**Written exercise**: Write out only the lines running from the one that contains "Give me the" to the end of the material, both ends included.

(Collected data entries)
=======

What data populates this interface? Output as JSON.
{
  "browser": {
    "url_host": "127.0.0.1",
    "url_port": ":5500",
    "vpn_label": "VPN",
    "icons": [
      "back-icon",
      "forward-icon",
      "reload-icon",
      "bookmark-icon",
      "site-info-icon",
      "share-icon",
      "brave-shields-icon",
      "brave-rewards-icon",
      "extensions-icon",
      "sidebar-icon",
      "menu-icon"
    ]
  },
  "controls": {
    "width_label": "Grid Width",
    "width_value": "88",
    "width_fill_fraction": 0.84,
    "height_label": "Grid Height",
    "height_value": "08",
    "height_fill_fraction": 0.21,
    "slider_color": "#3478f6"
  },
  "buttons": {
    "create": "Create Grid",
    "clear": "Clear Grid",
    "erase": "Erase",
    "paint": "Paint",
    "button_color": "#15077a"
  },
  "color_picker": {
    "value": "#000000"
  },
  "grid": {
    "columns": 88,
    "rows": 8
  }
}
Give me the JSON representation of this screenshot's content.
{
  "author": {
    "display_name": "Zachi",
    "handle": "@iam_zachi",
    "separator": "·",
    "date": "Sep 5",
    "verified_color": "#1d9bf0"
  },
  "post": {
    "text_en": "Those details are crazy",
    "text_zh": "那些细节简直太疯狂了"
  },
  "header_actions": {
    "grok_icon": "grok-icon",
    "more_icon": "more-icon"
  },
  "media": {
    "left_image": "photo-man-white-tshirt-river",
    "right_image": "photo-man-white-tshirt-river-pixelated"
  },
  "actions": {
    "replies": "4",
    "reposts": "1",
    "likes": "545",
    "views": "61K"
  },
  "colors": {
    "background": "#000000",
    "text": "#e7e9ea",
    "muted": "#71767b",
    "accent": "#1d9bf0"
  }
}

=======

**Written solution**:
Give me the JSON representation of this screenshot's content.
{
  "author": {
    "display_name": "Zachi",
    "handle": "@iam_zachi",
    "separator": "·",
    "date": "Sep 5",
    "verified_color": "#1d9bf0"
  },
  "post": {
    "text_en": "Those details are crazy",
    "text_zh": "那些细节简直太疯狂了"
  },
  "header_actions": {
    "grok_icon": "grok-icon",
    "more_icon": "more-icon"
  },
  "media": {
    "left_image": "photo-man-white-tshirt-river",
    "right_image": "photo-man-white-tshirt-river-pixelated"
  },
  "actions": {
    "replies": "4",
    "reposts": "1",
    "likes": "545",
    "views": "61K"
  },
  "colors": {
    "background": "#000000",
    "text": "#e7e9ea",
    "muted": "#71767b",
    "accent": "#1d9bf0"
  }
}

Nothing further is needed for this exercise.